## start Data lines
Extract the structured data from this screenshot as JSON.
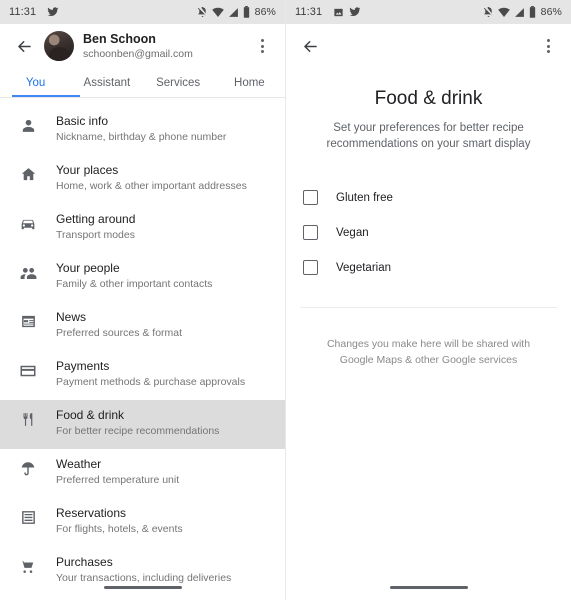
{
  "left_phone": {
    "statusbar": {
      "time": "11:31",
      "left_icons": [
        "twitter-icon"
      ],
      "right_icons": [
        "notifications-off-icon",
        "wifi-icon",
        "signal-icon",
        "battery-icon"
      ],
      "battery": "86%"
    },
    "appbar": {
      "back_icon": "back-arrow-icon",
      "avatar": "profile-avatar",
      "account_name": "Ben Schoon",
      "account_email": "schoonben@gmail.com",
      "overflow_icon": "more-options-icon"
    },
    "tabs": [
      {
        "label": "You",
        "active": true
      },
      {
        "label": "Assistant",
        "active": false
      },
      {
        "label": "Services",
        "active": false
      },
      {
        "label": "Home",
        "active": false
      }
    ],
    "accent_color": "#1a73e8",
    "selected_row_color": "#dcdcdc",
    "list": [
      {
        "icon": "person-icon",
        "title": "Basic info",
        "subtitle": "Nickname, birthday & phone number",
        "selected": false
      },
      {
        "icon": "home-icon",
        "title": "Your places",
        "subtitle": "Home, work & other important addresses",
        "selected": false
      },
      {
        "icon": "car-icon",
        "title": "Getting around",
        "subtitle": "Transport modes",
        "selected": false
      },
      {
        "icon": "people-icon",
        "title": "Your people",
        "subtitle": "Family & other important contacts",
        "selected": false
      },
      {
        "icon": "news-icon",
        "title": "News",
        "subtitle": "Preferred sources & format",
        "selected": false
      },
      {
        "icon": "credit-card-icon",
        "title": "Payments",
        "subtitle": "Payment methods & purchase approvals",
        "selected": false
      },
      {
        "icon": "restaurant-icon",
        "title": "Food & drink",
        "subtitle": "For better recipe recommendations",
        "selected": true
      },
      {
        "icon": "weather-icon",
        "title": "Weather",
        "subtitle": "Preferred temperature unit",
        "selected": false
      },
      {
        "icon": "reservations-icon",
        "title": "Reservations",
        "subtitle": "For flights, hotels, & events",
        "selected": false
      },
      {
        "icon": "cart-icon",
        "title": "Purchases",
        "subtitle": "Your transactions, including deliveries",
        "selected": false
      }
    ],
    "gesture_bar": "home-gesture-bar"
  },
  "right_phone": {
    "statusbar": {
      "time": "11:31",
      "left_icons": [
        "image-icon",
        "twitter-icon"
      ],
      "right_icons": [
        "notifications-off-icon",
        "wifi-icon",
        "signal-icon",
        "battery-icon"
      ],
      "battery": "86%"
    },
    "appbar": {
      "back_icon": "back-arrow-icon",
      "overflow_icon": "more-options-icon"
    },
    "title": "Food & drink",
    "subtitle": "Set your preferences for better recipe recommendations on your smart display",
    "checkboxes": [
      {
        "label": "Gluten free",
        "checked": false
      },
      {
        "label": "Vegan",
        "checked": false
      },
      {
        "label": "Vegetarian",
        "checked": false
      }
    ],
    "footnote": "Changes you make here will be shared with Google Maps & other Google services",
    "gesture_bar": "home-gesture-bar"
  }
}
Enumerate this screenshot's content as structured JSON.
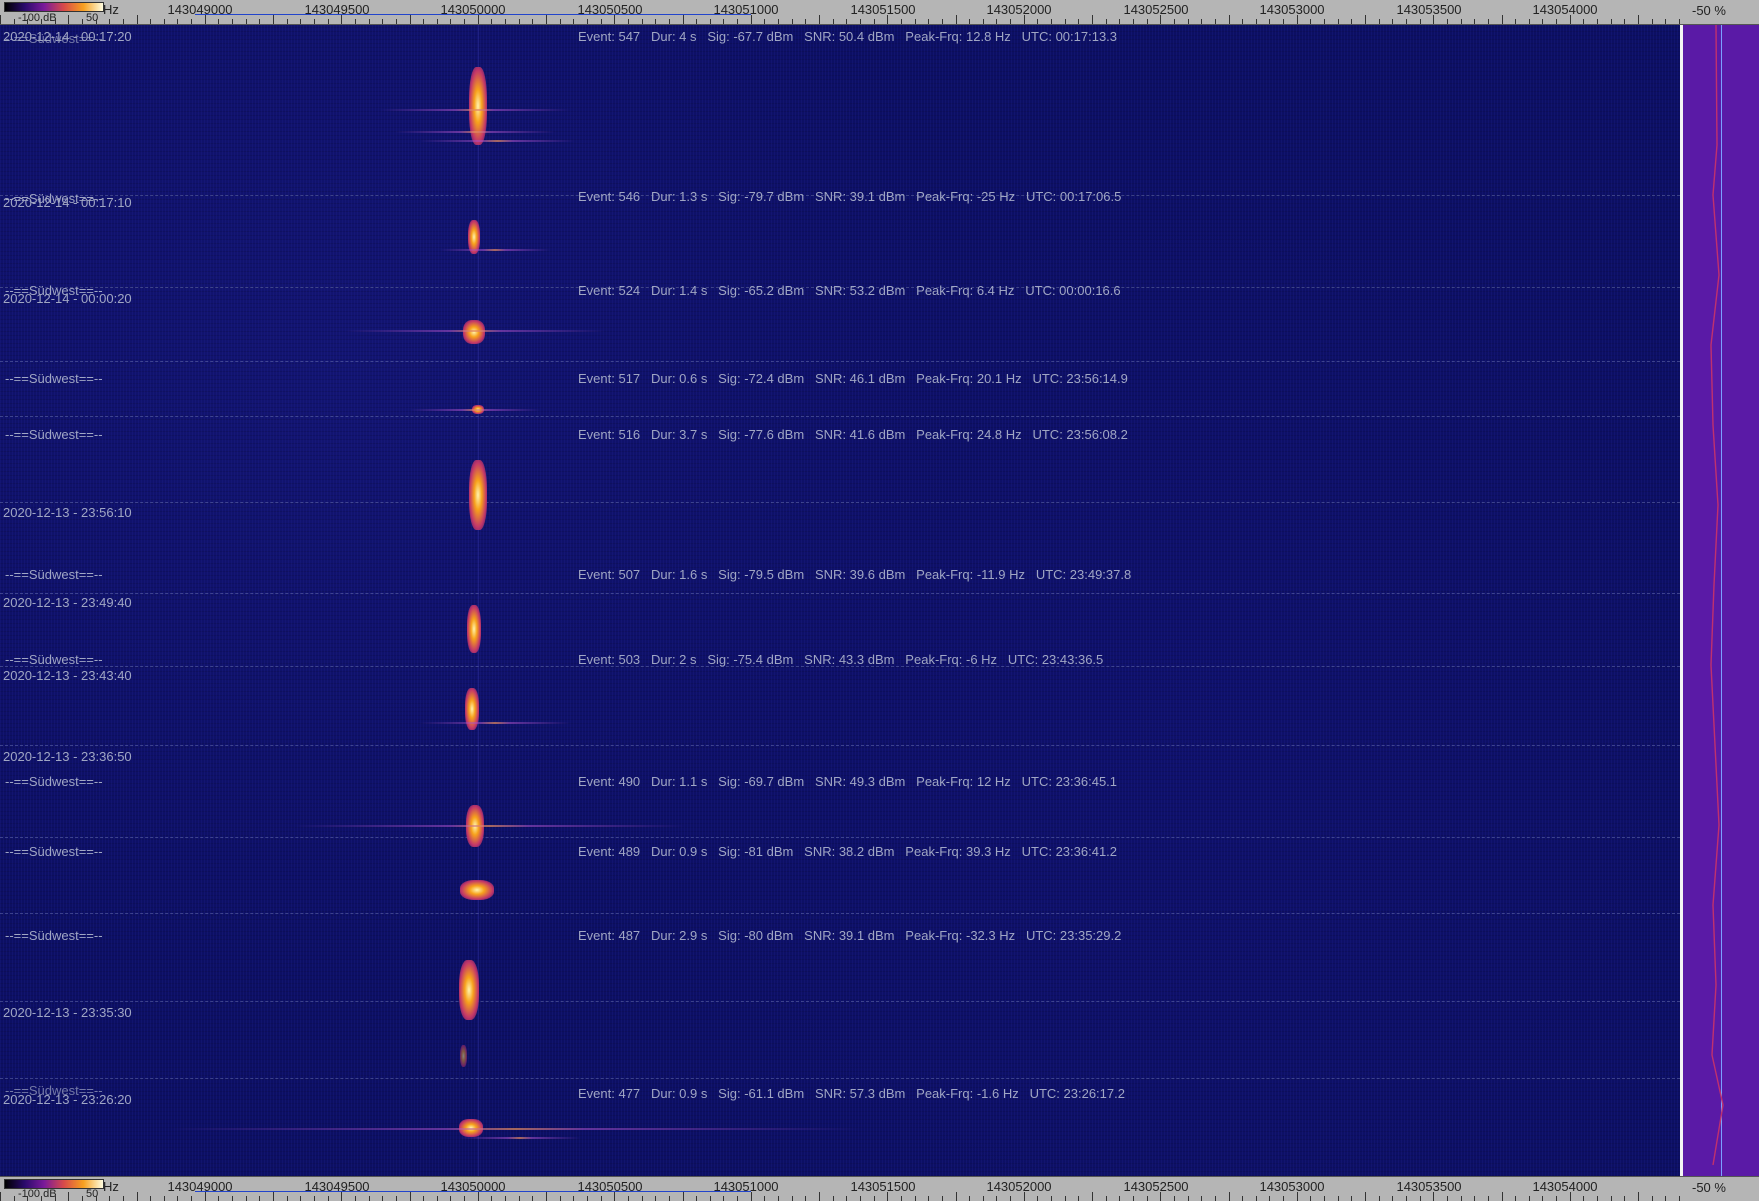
## end Data lines
Task description: Indicate how many lines of the material contain the string "important", giving the number and nothing more.

Task response: 2